— START RECORDS —

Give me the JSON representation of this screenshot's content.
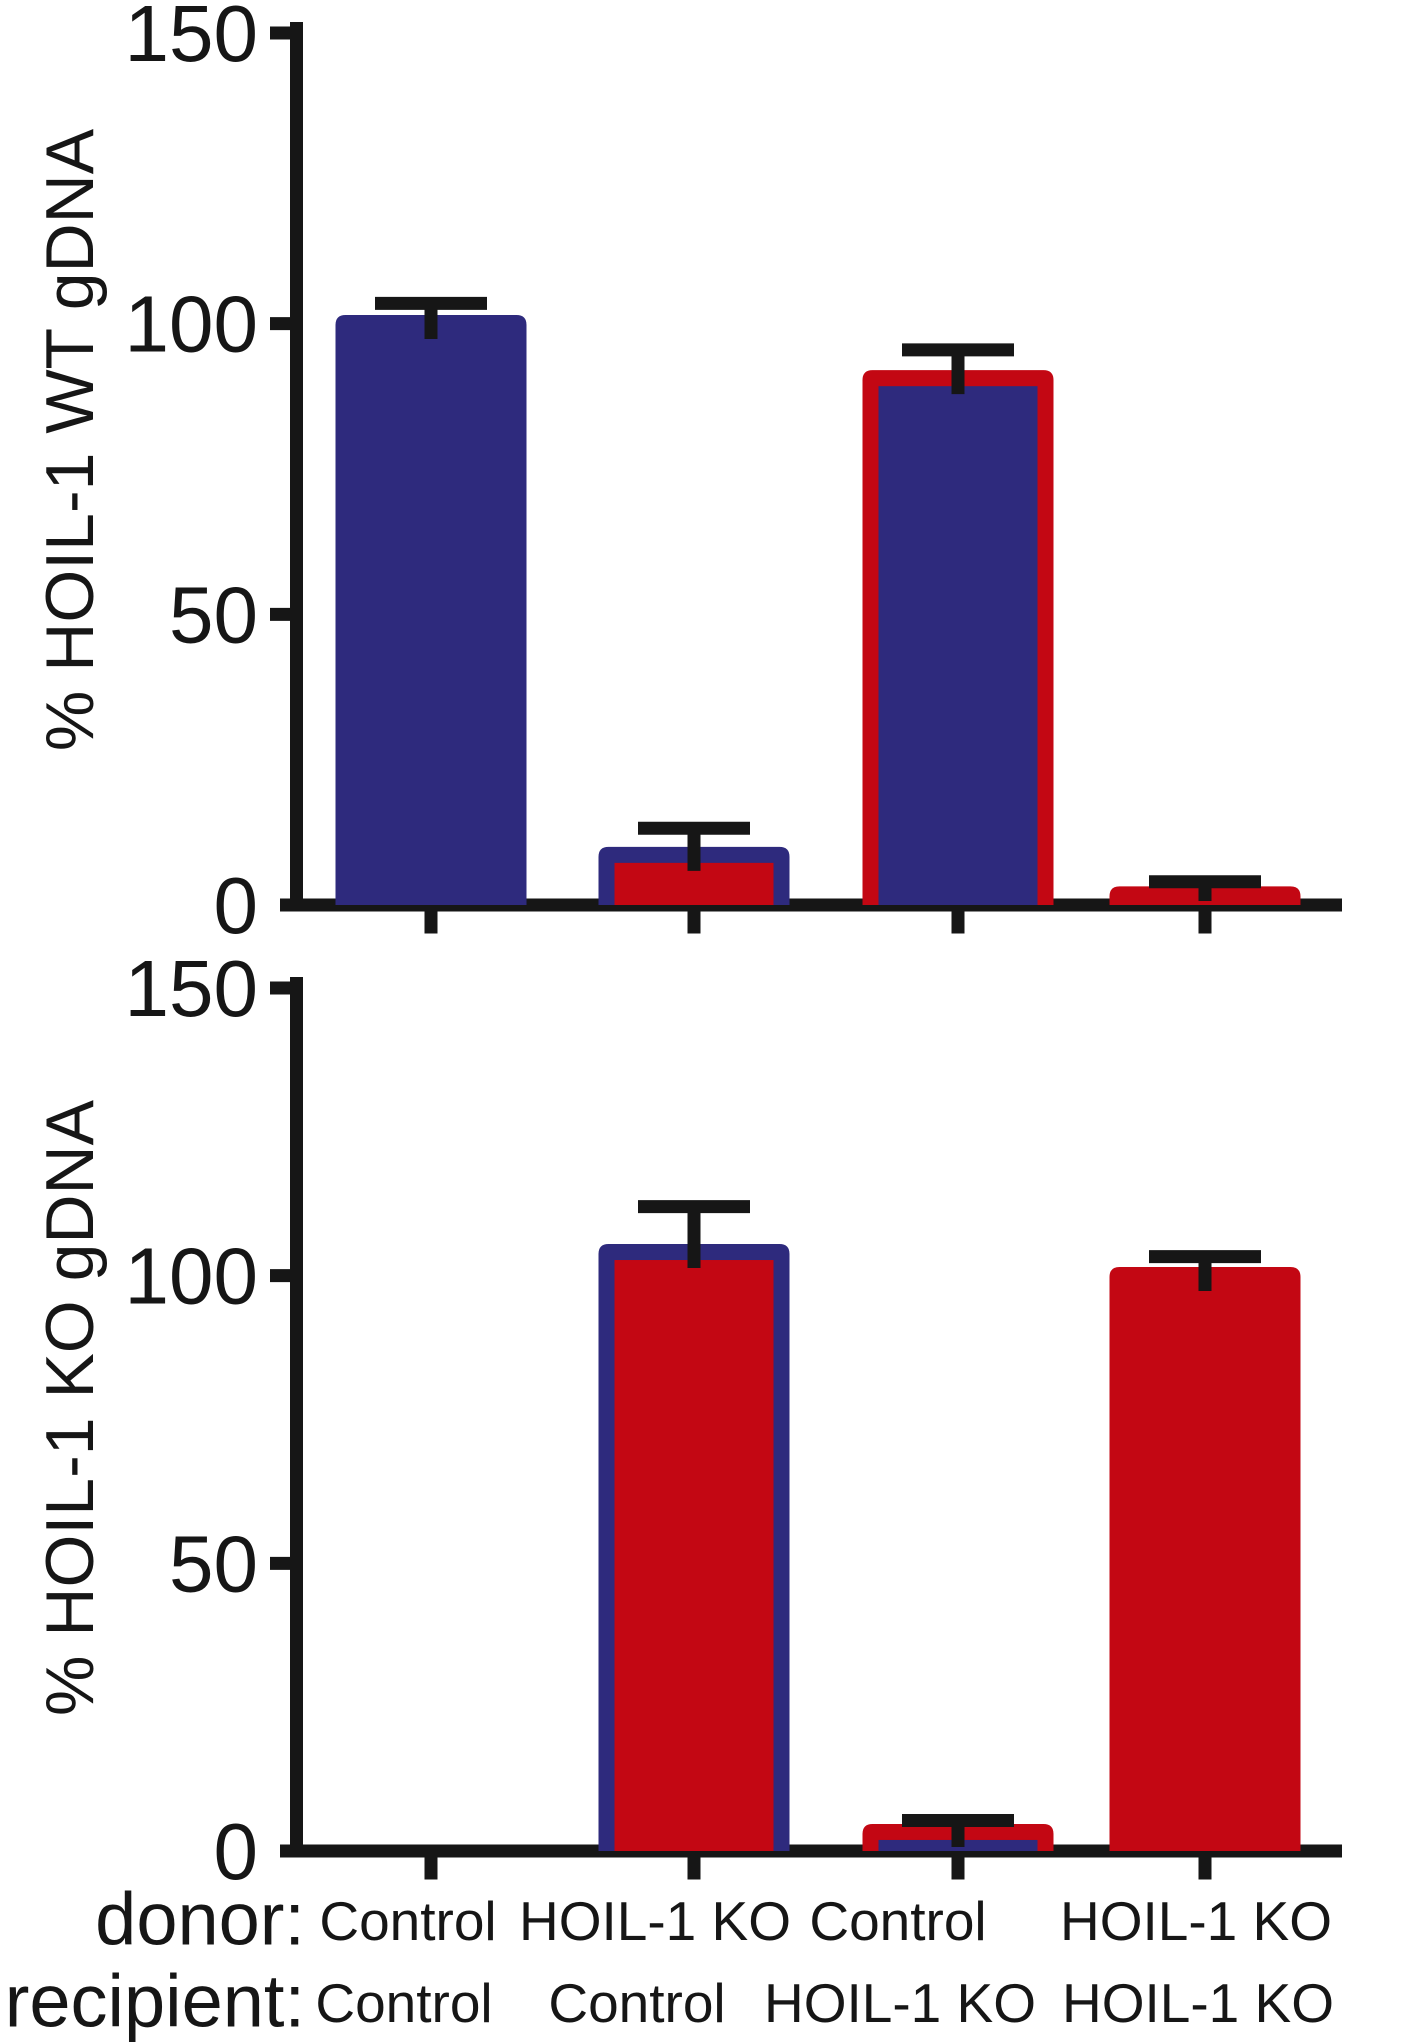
{
  "figure": {
    "background": "#ffffff",
    "colors": {
      "blue": "#2e2a7d",
      "red": "#c30713",
      "black": "#161616"
    },
    "x_axis": {
      "row_labels": [
        "donor:",
        "recipient:"
      ],
      "donor": [
        "Control",
        "HOIL-1 KO",
        "Control",
        "HOIL-1 KO"
      ],
      "recipient": [
        "Control",
        "Control",
        "HOIL-1 KO",
        "HOIL-1 KO"
      ]
    }
  },
  "chart_data": [
    {
      "type": "bar",
      "title": "",
      "ylabel": "% HOIL-1 WT gDNA",
      "xlabel": "",
      "ylim": [
        0,
        150
      ],
      "yticks": [
        0,
        50,
        100,
        150
      ],
      "grid": false,
      "legend": "none",
      "categories": [
        "Control/Control",
        "HOIL-1 KO/Control",
        "Control/HOIL-1 KO",
        "HOIL-1 KO/HOIL-1 KO"
      ],
      "values": [
        101.5,
        10,
        92,
        3.2
      ],
      "errors_upper_sem": [
        2.0,
        3.2,
        3.5,
        0.8
      ],
      "bar_fill": [
        "blue",
        "red",
        "blue",
        "red"
      ],
      "bar_border": [
        "blue",
        "blue",
        "red",
        "red"
      ]
    },
    {
      "type": "bar",
      "title": "",
      "ylabel": "% HOIL-1 KO gDNA",
      "xlabel": "",
      "ylim": [
        0,
        150
      ],
      "yticks": [
        0,
        50,
        100,
        150
      ],
      "grid": false,
      "legend": "none",
      "categories": [
        "Control/Control",
        "HOIL-1 KO/Control",
        "Control/HOIL-1 KO",
        "HOIL-1 KO/HOIL-1 KO"
      ],
      "values": [
        0,
        105.5,
        4.7,
        101.5
      ],
      "errors_upper_sem": [
        0,
        6.5,
        0.6,
        1.8
      ],
      "bar_fill": [
        null,
        "red",
        "blue",
        "red"
      ],
      "bar_border": [
        null,
        "blue",
        "red",
        "red"
      ]
    }
  ]
}
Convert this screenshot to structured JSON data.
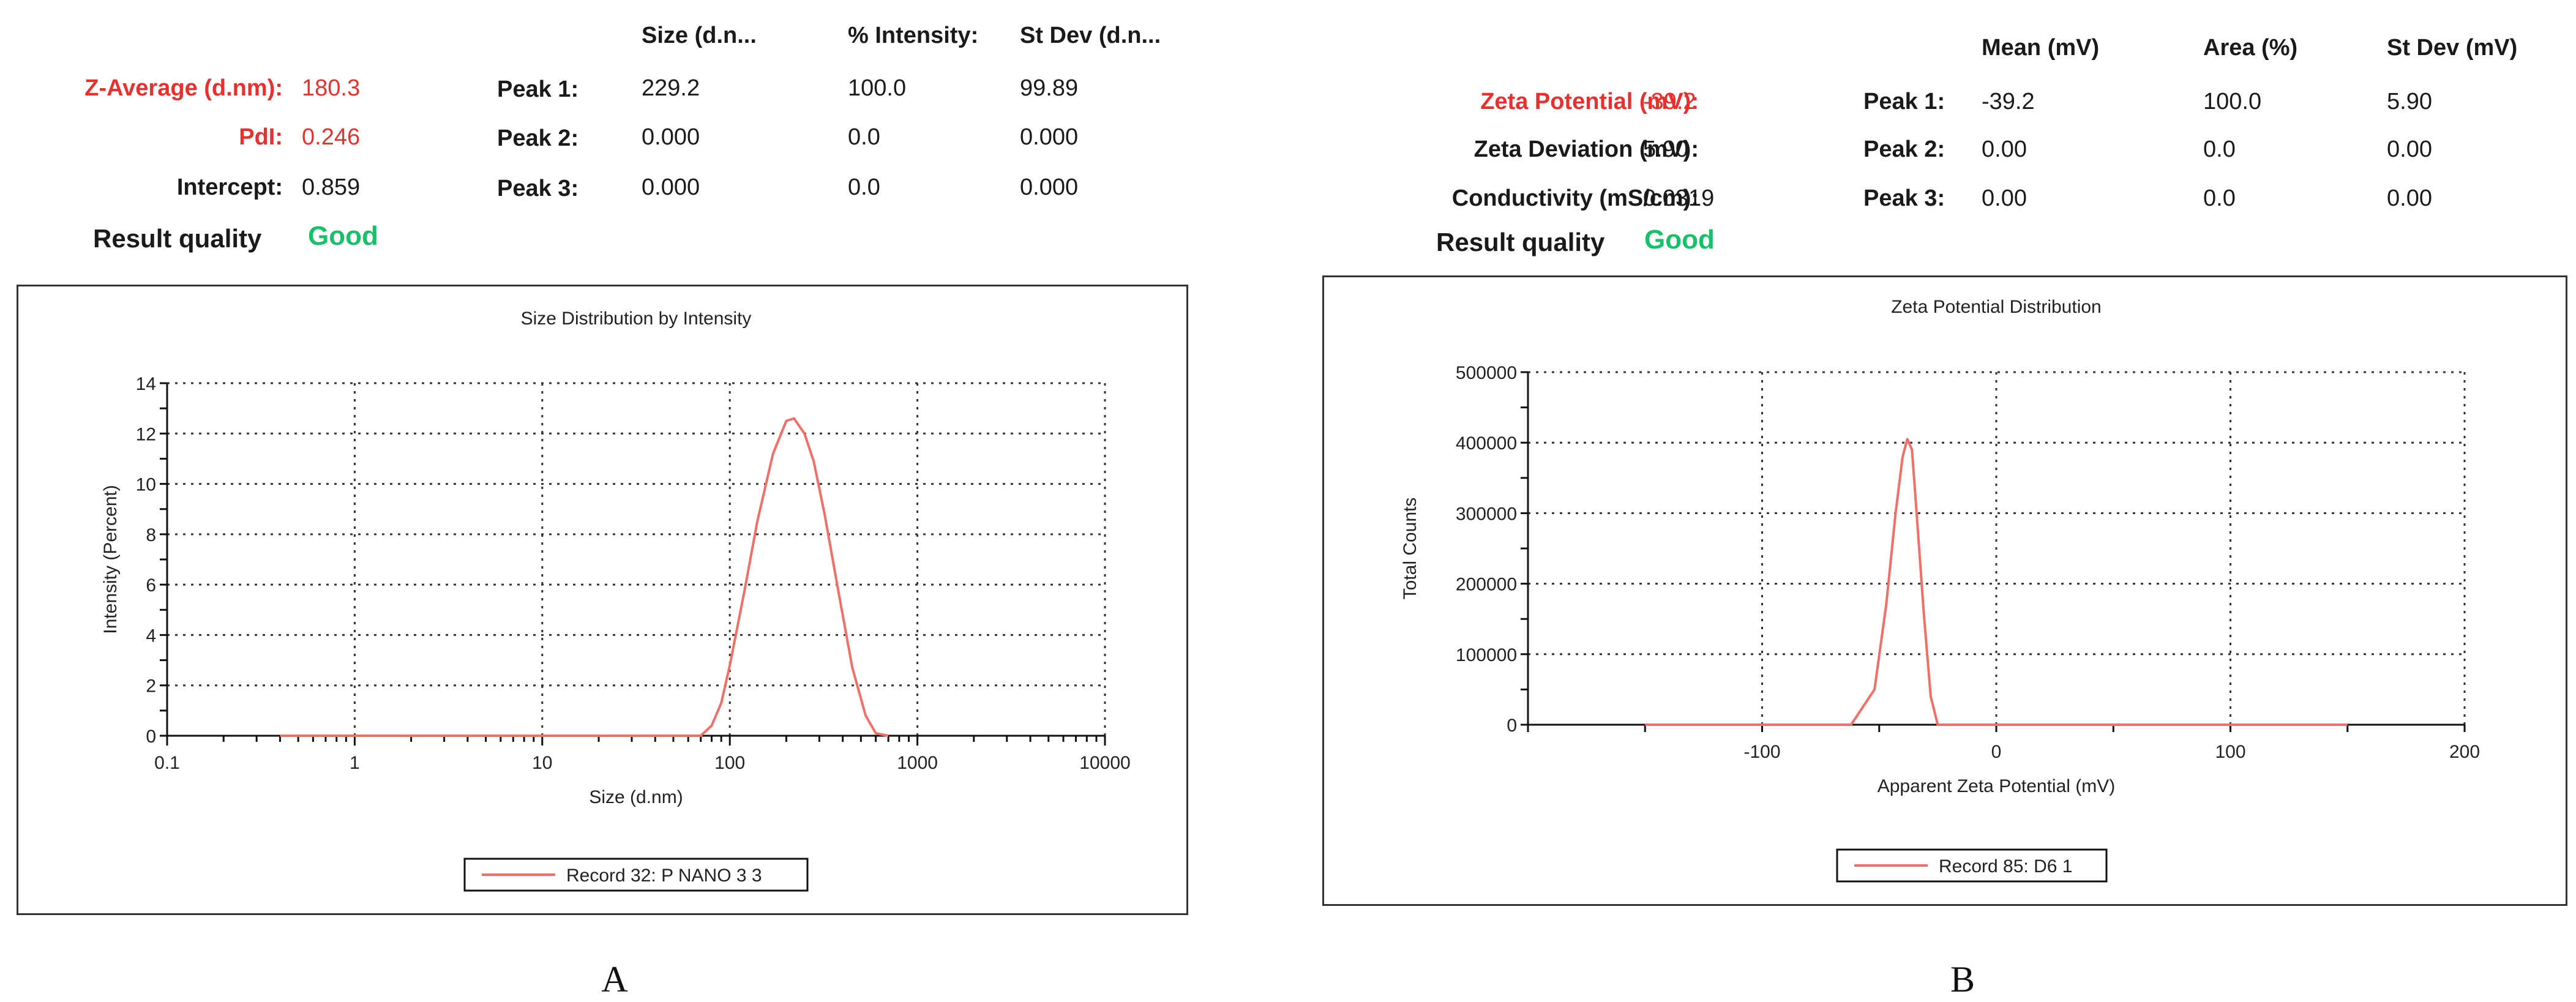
{
  "panel_a": {
    "summary": {
      "z_average": {
        "label": "Z-Average (d.nm):",
        "value": "180.3"
      },
      "pdi": {
        "label": "PdI:",
        "value": "0.246"
      },
      "intercept": {
        "label": "Intercept:",
        "value": "0.859"
      },
      "result_quality": {
        "label": "Result quality",
        "value": "Good"
      }
    },
    "peaks_table": {
      "headers": [
        "Size (d.n...",
        "% Intensity:",
        "St Dev (d.n..."
      ],
      "rows": [
        {
          "label": "Peak 1:",
          "cells": [
            "229.2",
            "100.0",
            "99.89"
          ]
        },
        {
          "label": "Peak 2:",
          "cells": [
            "0.000",
            "0.0",
            "0.000"
          ]
        },
        {
          "label": "Peak 3:",
          "cells": [
            "0.000",
            "0.0",
            "0.000"
          ]
        }
      ]
    },
    "caption": "A"
  },
  "panel_b": {
    "summary": {
      "zeta_potential": {
        "label": "Zeta Potential (mV):",
        "value": "-39.2"
      },
      "zeta_deviation": {
        "label": "Zeta Deviation (mV):",
        "value": "5.90"
      },
      "conductivity": {
        "label": "Conductivity (mS/cm):",
        "value": "0.0319"
      },
      "result_quality": {
        "label": "Result quality",
        "value": "Good"
      }
    },
    "peaks_table": {
      "headers": [
        "Mean (mV)",
        "Area (%)",
        "St Dev (mV)"
      ],
      "rows": [
        {
          "label": "Peak 1:",
          "cells": [
            "-39.2",
            "100.0",
            "5.90"
          ]
        },
        {
          "label": "Peak 2:",
          "cells": [
            "0.00",
            "0.0",
            "0.00"
          ]
        },
        {
          "label": "Peak 3:",
          "cells": [
            "0.00",
            "0.0",
            "0.00"
          ]
        }
      ]
    },
    "caption": "B"
  },
  "colors": {
    "series": "#f07068",
    "highlight_red": "#e8312f",
    "good_green": "#18c06a",
    "grid": "#333333"
  },
  "chart_data": [
    {
      "type": "line",
      "title": "Size Distribution by Intensity",
      "xlabel": "Size (d.nm)",
      "ylabel": "Intensity (Percent)",
      "xscale": "log",
      "xlim": [
        0.1,
        10000
      ],
      "ylim": [
        0,
        14
      ],
      "xticks": [
        0.1,
        1,
        10,
        100,
        1000,
        10000
      ],
      "xtick_labels": [
        "0.1",
        "1",
        "10",
        "100",
        "1000",
        "10000"
      ],
      "yticks": [
        0,
        2,
        4,
        6,
        8,
        10,
        12,
        14
      ],
      "ytick_labels": [
        "0",
        "2",
        "4",
        "6",
        "8",
        "10",
        "12",
        "14"
      ],
      "grid": true,
      "legend": "bottom-center",
      "series": [
        {
          "name": "Record 32: P NANO 3 3",
          "x": [
            0.4,
            1,
            10,
            50,
            70,
            80,
            90,
            100,
            120,
            140,
            170,
            200,
            220,
            250,
            280,
            320,
            380,
            450,
            530,
            600,
            700
          ],
          "y": [
            0,
            0,
            0,
            0,
            0,
            0.4,
            1.3,
            2.8,
            5.8,
            8.5,
            11.2,
            12.5,
            12.6,
            12.0,
            10.9,
            8.8,
            5.7,
            2.7,
            0.8,
            0.1,
            0
          ]
        }
      ]
    },
    {
      "type": "line",
      "title": "Zeta Potential Distribution",
      "xlabel": "Apparent Zeta Potential (mV)",
      "ylabel": "Total Counts",
      "xlim": [
        -200,
        200
      ],
      "ylim": [
        0,
        500000
      ],
      "xticks": [
        -100,
        0,
        100,
        200
      ],
      "xtick_labels": [
        "-100",
        "0",
        "100",
        "200"
      ],
      "yticks": [
        0,
        100000,
        200000,
        300000,
        400000,
        500000
      ],
      "ytick_labels": [
        "0",
        "100000",
        "200000",
        "300000",
        "400000",
        "500000"
      ],
      "grid": true,
      "legend": "bottom-center",
      "series": [
        {
          "name": "Record 85: D6 1",
          "x": [
            -150,
            -100,
            -62,
            -52,
            -47,
            -43,
            -40,
            -38,
            -36,
            -34,
            -31,
            -28,
            -25,
            0,
            50,
            100,
            150
          ],
          "y": [
            0,
            0,
            0,
            50000,
            170000,
            300000,
            380000,
            405000,
            390000,
            300000,
            160000,
            40000,
            0,
            0,
            0,
            0,
            0
          ]
        }
      ]
    }
  ]
}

— END RECORDS —

THE REQUEST>
Collect the lines that hold "this".

SOLUTION TO THE EXERCISE>
Give me the JSON representation of this screenshot's content.
Convert this screenshot to structured JSON data.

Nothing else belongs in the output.